Your instructions: Transcribe the listing verbatim. Do not carry over any pictures.

Data for this exercise:
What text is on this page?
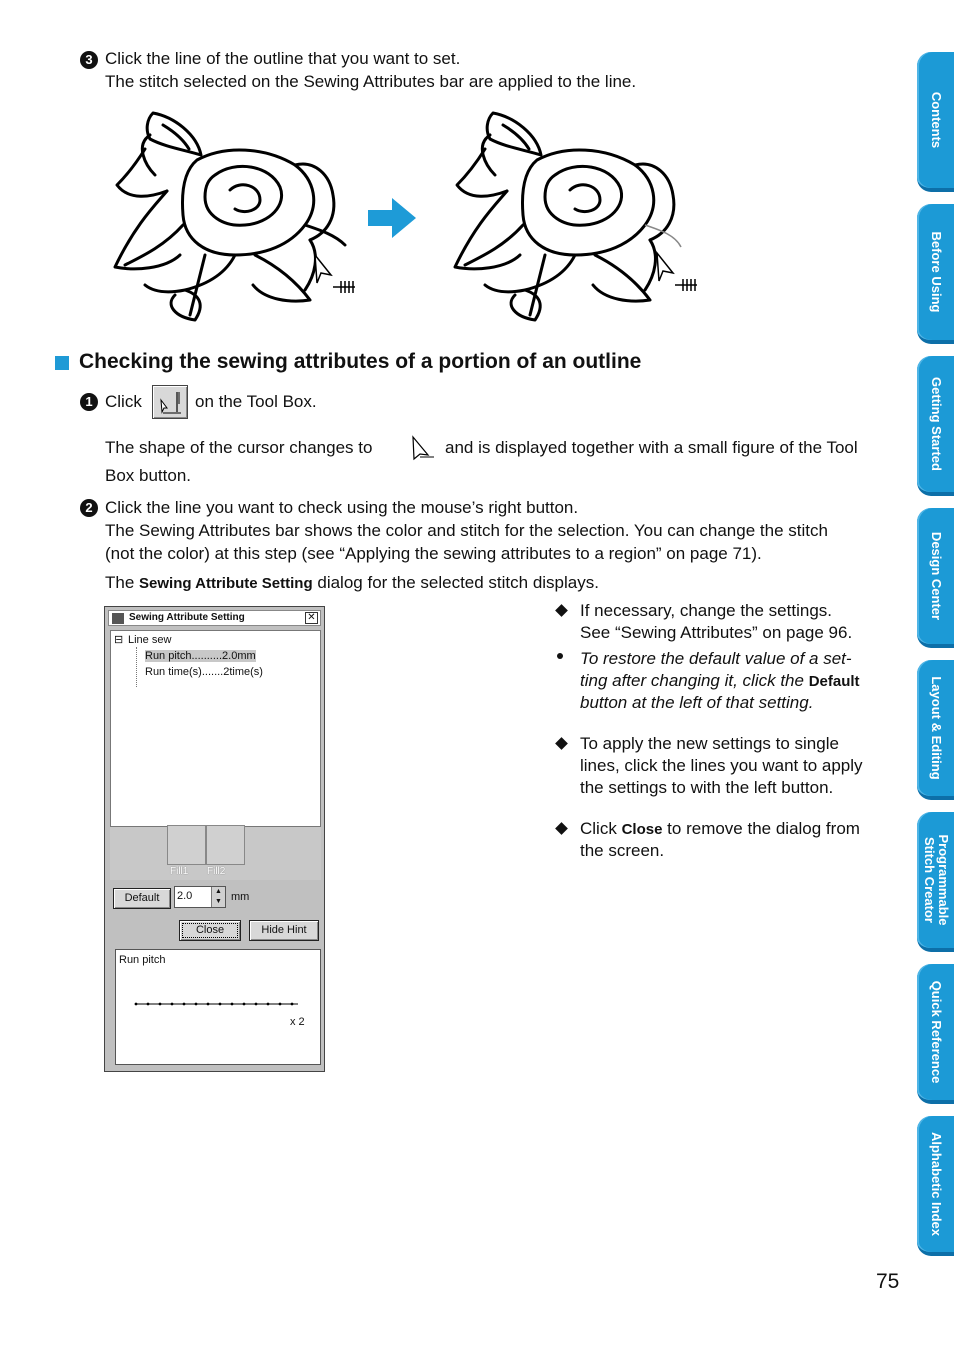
3 Click the line of the outline that you want to set.
The stitch selected on the Sewing Attributes bar are applied to the line.
Checking the sewing attributes of a portion of an outline
1 Click	on the Tool Box.
The shape of the cursor changes to	and is displayed together with a small figure of the Tool
Box button.
2 Click the line you want to check using the mouse’s right button.
The Sewing Attributes bar shows the color and stitch for the selection. You can change the stitch
(not the color) at this step (see “Applying the sewing attributes to a region” on page 71).
The Sewing Attribute Setting dialog for the selected stitch displays.
Sewing Attribute Setting	✕
⊟ Line sew
Run pitch..........2.0mm
Run time(s).......2time(s)
Fill1 Fill2
Default	2.0	▲
▼ mm
Close	Hide Hint
Run pitch
x 2
If necessary, change the settings.
See “Sewing Attributes” on page 96.
To restore the default value of a set-
ting after changing it, click the Default
button at the left of that setting.
To apply the new settings to single
lines, click the lines you want to apply
the settings to with the left button.
Click Close to remove the dialog from
the screen.
Contents
Before Using
Getting Started
Design Center
Layout & Editing
Programmable Stitch Creator
Quick Reference
Alphabetic Index
75
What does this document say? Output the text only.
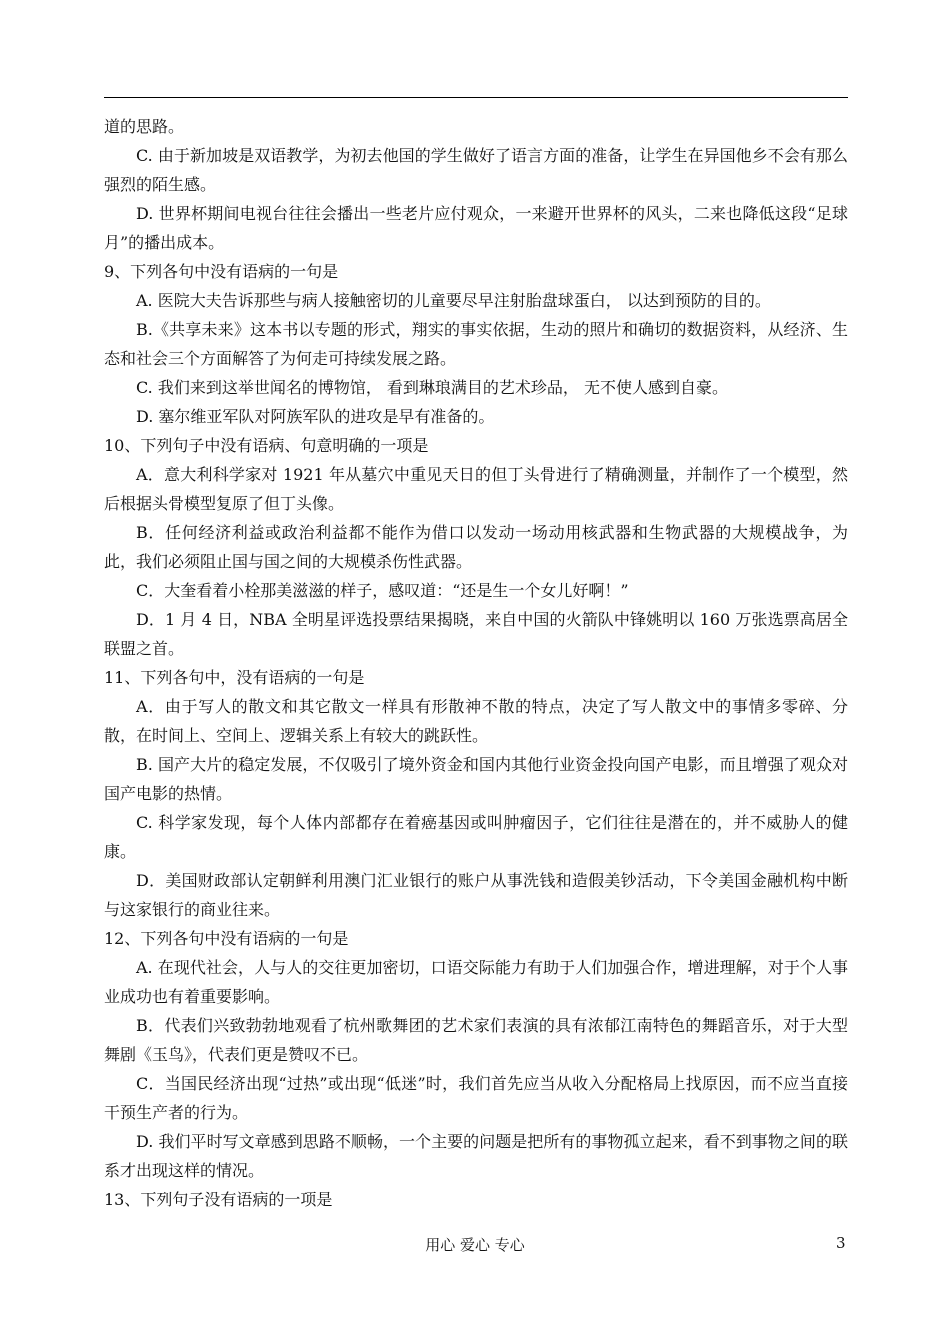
道的思路。

C. 由于新加坡是双语教学，为初去他国的学生做好了语言方面的准备，让学生在异国他乡不会有那么强烈的陌生感。

D. 世界杯期间电视台往往会播出一些老片应付观众，一来避开世界杯的风头，二来也降低这段“足球月”的播出成本。

9、下列各句中没有语病的一句是

A. 医院大夫告诉那些与病人接触密切的儿童要尽早注射胎盘球蛋白， 以达到预防的目的。

B.《共享未来》这本书以专题的形式，翔实的事实依据，生动的照片和确切的数据资料，从经济、生态和社会三个方面解答了为何走可持续发展之路。

C. 我们来到这举世闻名的博物馆， 看到琳琅满目的艺术珍品， 无不使人感到自豪。

D. 塞尔维亚军队对阿族军队的进攻是早有准备的。

10、下列句子中没有语病、句意明确的一项是

A．意大利科学家对 1921 年从墓穴中重见天日的但丁头骨进行了精确测量，并制作了一个模型，然后根据头骨模型复原了但丁头像。

B．任何经济利益或政治利益都不能作为借口以发动一场动用核武器和生物武器的大规模战争，为此，我们必须阻止国与国之间的大规模杀伤性武器。

C．大奎看着小栓那美滋滋的样子，感叹道：“还是生一个女儿好啊！”

D．1 月 4 日，NBA 全明星评选投票结果揭晓，来自中国的火箭队中锋姚明以 160 万张选票高居全联盟之首。

11、下列各句中，没有语病的一句是

A．由于写人的散文和其它散文一样具有形散神不散的特点，决定了写人散文中的事情多零碎、分散，在时间上、空间上、逻辑关系上有较大的跳跃性。

B. 国产大片的稳定发展，不仅吸引了境外资金和国内其他行业资金投向国产电影，而且增强了观众对国产电影的热情。

C. 科学家发现，每个人体内部都存在着癌基因或叫肿瘤因子，它们往往是潜在的，并不威胁人的健康。

D．美国财政部认定朝鲜利用澳门汇业银行的账户从事洗钱和造假美钞活动，下令美国金融机构中断与这家银行的商业往来。

12、下列各句中没有语病的一句是

A. 在现代社会，人与人的交往更加密切，口语交际能力有助于人们加强合作，增进理解，对于个人事业成功也有着重要影响。

B．代表们兴致勃勃地观看了杭州歌舞团的艺术家们表演的具有浓郁江南特色的舞蹈音乐，对于大型舞剧《玉鸟》，代表们更是赞叹不已。

C．当国民经济出现“过热”或出现“低迷”时，我们首先应当从收入分配格局上找原因，而不应当直接干预生产者的行为。

D. 我们平时写文章感到思路不顺畅，一个主要的问题是把所有的事物孤立起来，看不到事物之间的联系才出现这样的情况。

13、下列句子没有语病的一项是

用心 爱心 专心	3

Result of this task:
What text is on this page?
3 Click the line of the outline that you want to set.
The stitch selected on the Sewing Attributes bar are applied to the line.
Checking the sewing attributes of a portion of an outline
1 Click	on the Tool Box.
The shape of the cursor changes to	and is displayed together with a small figure of the Tool
Box button.
2 Click the line you want to check using the mouse’s right button.
The Sewing Attributes bar shows the color and stitch for the selection. You can change the stitch
(not the color) at this step (see “Applying the sewing attributes to a region” on page 71).
The Sewing Attribute Setting dialog for the selected stitch displays.
Sewing Attribute Setting	✕
⊟ Line sew
Run pitch..........2.0mm
Run time(s).......2time(s)
Fill1 Fill2
Default	2.0	▲
▼ mm
Close	Hide Hint
Run pitch
x 2
If necessary, change the settings.
See “Sewing Attributes” on page 96.
To restore the default value of a set-
ting after changing it, click the Default
button at the left of that setting.
To apply the new settings to single
lines, click the lines you want to apply
the settings to with the left button.
Click Close to remove the dialog from
the screen.
Contents
Before Using
Getting Started
Design Center
Layout & Editing
Programmable Stitch Creator
Quick Reference
Alphabetic Index
75
What does this document say? Output the text only.
道的思路。

C. 由于新加坡是双语教学，为初去他国的学生做好了语言方面的准备，让学生在异国他乡不会有那么强烈的陌生感。

D. 世界杯期间电视台往往会播出一些老片应付观众，一来避开世界杯的风头，二来也降低这段“足球月”的播出成本。

9、下列各句中没有语病的一句是

A. 医院大夫告诉那些与病人接触密切的儿童要尽早注射胎盘球蛋白， 以达到预防的目的。

B.《共享未来》这本书以专题的形式，翔实的事实依据，生动的照片和确切的数据资料，从经济、生态和社会三个方面解答了为何走可持续发展之路。

C. 我们来到这举世闻名的博物馆， 看到琳琅满目的艺术珍品， 无不使人感到自豪。

D. 塞尔维亚军队对阿族军队的进攻是早有准备的。

10、下列句子中没有语病、句意明确的一项是

A．意大利科学家对 1921 年从墓穴中重见天日的但丁头骨进行了精确测量，并制作了一个模型，然后根据头骨模型复原了但丁头像。

B．任何经济利益或政治利益都不能作为借口以发动一场动用核武器和生物武器的大规模战争，为此，我们必须阻止国与国之间的大规模杀伤性武器。

C．大奎看着小栓那美滋滋的样子，感叹道：“还是生一个女儿好啊！”

D．1 月 4 日，NBA 全明星评选投票结果揭晓，来自中国的火箭队中锋姚明以 160 万张选票高居全联盟之首。

11、下列各句中，没有语病的一句是

A．由于写人的散文和其它散文一样具有形散神不散的特点，决定了写人散文中的事情多零碎、分散，在时间上、空间上、逻辑关系上有较大的跳跃性。

B. 国产大片的稳定发展，不仅吸引了境外资金和国内其他行业资金投向国产电影，而且增强了观众对国产电影的热情。

C. 科学家发现，每个人体内部都存在着癌基因或叫肿瘤因子，它们往往是潜在的，并不威胁人的健康。

D．美国财政部认定朝鲜利用澳门汇业银行的账户从事洗钱和造假美钞活动，下令美国金融机构中断与这家银行的商业往来。

12、下列各句中没有语病的一句是

A. 在现代社会，人与人的交往更加密切，口语交际能力有助于人们加强合作，增进理解，对于个人事业成功也有着重要影响。

B．代表们兴致勃勃地观看了杭州歌舞团的艺术家们表演的具有浓郁江南特色的舞蹈音乐，对于大型舞剧《玉鸟》，代表们更是赞叹不已。

C．当国民经济出现“过热”或出现“低迷”时，我们首先应当从收入分配格局上找原因，而不应当直接干预生产者的行为。

D. 我们平时写文章感到思路不顺畅，一个主要的问题是把所有的事物孤立起来，看不到事物之间的联系才出现这样的情况。

13、下列句子没有语病的一项是

用心 爱心 专心	3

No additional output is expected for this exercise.